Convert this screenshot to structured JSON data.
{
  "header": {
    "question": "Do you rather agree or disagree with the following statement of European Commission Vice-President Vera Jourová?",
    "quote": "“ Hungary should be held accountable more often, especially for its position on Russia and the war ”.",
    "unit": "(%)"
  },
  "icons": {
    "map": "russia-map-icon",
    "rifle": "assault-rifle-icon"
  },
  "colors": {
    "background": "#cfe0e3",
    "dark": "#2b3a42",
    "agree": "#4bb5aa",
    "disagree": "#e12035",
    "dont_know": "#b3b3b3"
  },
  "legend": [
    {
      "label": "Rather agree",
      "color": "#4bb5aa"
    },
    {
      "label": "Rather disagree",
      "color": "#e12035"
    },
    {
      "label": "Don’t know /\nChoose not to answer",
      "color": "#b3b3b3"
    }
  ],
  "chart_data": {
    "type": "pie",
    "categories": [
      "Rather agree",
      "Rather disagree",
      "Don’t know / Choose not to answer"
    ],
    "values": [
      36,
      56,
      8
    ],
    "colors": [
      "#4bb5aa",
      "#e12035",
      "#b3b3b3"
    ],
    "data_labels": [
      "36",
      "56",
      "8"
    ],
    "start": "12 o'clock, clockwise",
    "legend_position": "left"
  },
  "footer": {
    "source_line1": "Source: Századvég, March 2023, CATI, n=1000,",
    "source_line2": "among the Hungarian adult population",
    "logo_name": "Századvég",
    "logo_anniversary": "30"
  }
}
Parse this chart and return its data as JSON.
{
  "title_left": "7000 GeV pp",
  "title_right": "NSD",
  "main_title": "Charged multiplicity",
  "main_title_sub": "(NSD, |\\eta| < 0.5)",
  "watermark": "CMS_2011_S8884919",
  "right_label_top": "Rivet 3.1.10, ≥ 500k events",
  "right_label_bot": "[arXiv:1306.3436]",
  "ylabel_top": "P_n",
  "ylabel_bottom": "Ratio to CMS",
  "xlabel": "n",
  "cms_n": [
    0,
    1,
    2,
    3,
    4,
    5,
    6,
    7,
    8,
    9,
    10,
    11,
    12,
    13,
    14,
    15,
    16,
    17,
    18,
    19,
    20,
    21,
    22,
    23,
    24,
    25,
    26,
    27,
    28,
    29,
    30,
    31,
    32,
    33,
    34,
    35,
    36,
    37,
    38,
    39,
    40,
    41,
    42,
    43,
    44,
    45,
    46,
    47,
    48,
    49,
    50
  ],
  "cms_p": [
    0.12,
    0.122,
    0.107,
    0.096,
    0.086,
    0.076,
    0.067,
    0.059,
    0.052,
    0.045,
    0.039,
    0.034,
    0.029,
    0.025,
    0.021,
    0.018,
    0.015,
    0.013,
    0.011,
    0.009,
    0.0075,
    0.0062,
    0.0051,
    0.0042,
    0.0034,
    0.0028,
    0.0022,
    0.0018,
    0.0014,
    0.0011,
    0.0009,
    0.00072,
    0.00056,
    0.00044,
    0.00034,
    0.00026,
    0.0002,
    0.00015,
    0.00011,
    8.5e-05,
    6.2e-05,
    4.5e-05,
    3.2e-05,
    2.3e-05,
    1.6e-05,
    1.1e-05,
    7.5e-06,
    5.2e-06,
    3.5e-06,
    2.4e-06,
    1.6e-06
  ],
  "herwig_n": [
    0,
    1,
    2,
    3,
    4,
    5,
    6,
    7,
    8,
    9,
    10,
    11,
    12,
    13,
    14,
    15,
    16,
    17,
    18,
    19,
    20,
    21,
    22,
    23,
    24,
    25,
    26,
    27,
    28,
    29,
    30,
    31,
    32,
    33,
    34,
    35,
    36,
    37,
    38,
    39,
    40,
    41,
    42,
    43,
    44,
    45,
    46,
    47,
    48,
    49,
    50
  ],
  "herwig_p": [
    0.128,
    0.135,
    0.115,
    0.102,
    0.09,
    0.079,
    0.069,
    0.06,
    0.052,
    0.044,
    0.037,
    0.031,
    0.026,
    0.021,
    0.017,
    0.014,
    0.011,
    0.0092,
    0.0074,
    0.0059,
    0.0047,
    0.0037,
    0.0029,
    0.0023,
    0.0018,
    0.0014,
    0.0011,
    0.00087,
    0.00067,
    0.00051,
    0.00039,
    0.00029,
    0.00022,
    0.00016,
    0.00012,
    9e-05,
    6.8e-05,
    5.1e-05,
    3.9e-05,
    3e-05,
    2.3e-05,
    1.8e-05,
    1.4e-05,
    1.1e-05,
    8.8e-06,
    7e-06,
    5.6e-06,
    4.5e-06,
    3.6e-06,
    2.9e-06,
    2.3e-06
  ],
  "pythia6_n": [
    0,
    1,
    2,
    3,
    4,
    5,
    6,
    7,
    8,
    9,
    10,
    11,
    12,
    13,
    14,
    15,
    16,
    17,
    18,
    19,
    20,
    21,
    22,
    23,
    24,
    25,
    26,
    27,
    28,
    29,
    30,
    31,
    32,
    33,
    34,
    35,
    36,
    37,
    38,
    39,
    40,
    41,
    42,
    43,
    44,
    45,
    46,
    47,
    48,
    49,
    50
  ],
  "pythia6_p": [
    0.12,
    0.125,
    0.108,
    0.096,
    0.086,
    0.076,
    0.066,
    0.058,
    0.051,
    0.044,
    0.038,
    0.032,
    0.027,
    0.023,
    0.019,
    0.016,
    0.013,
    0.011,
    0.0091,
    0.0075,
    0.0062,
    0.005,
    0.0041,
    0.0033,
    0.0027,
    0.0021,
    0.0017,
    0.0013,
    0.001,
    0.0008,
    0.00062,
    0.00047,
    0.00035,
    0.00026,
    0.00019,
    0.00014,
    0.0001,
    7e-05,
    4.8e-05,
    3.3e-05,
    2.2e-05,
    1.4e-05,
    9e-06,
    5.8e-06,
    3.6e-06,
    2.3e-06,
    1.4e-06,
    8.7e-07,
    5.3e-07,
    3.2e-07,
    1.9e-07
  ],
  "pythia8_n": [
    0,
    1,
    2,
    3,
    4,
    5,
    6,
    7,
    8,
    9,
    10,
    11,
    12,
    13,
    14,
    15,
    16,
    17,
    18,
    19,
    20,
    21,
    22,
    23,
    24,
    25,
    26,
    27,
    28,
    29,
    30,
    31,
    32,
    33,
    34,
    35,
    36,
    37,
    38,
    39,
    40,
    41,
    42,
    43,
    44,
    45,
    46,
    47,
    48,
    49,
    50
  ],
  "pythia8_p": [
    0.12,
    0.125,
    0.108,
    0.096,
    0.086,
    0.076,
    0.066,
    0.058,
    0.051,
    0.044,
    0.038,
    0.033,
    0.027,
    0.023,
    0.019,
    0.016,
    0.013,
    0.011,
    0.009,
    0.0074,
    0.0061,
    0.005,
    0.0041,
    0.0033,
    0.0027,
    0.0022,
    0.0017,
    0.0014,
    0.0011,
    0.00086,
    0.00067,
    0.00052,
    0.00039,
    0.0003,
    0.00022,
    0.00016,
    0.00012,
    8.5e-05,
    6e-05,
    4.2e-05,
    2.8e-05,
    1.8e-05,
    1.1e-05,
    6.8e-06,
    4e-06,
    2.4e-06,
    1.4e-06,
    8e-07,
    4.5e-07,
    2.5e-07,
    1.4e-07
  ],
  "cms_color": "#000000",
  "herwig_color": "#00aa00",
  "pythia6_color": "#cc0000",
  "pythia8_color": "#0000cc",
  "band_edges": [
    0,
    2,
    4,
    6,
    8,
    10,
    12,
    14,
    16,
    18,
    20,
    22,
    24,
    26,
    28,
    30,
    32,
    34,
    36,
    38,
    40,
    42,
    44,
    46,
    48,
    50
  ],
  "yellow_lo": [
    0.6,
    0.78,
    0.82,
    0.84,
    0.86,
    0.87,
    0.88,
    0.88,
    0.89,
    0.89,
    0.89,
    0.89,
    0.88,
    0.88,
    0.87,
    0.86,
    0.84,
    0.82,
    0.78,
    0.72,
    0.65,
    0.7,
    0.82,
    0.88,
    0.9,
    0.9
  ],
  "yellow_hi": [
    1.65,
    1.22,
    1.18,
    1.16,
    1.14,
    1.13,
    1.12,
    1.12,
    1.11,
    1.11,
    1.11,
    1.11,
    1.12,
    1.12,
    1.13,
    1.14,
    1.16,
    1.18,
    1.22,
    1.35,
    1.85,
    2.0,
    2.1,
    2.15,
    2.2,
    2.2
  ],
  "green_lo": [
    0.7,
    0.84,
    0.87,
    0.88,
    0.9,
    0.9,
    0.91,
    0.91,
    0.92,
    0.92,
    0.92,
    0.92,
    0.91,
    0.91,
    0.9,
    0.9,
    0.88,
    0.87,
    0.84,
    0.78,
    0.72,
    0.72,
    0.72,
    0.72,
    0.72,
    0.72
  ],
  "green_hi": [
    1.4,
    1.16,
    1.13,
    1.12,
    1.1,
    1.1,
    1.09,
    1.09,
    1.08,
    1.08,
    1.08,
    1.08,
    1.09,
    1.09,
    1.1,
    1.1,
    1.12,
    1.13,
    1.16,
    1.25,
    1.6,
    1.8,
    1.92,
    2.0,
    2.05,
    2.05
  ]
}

▸ **Aim of the task**: Pull out each line containing the word "answer" and copy it.

▸ **Reply**:
      "label": "Don’t know /\nChoose not to answer",
      "Don’t know / Choose not to answer"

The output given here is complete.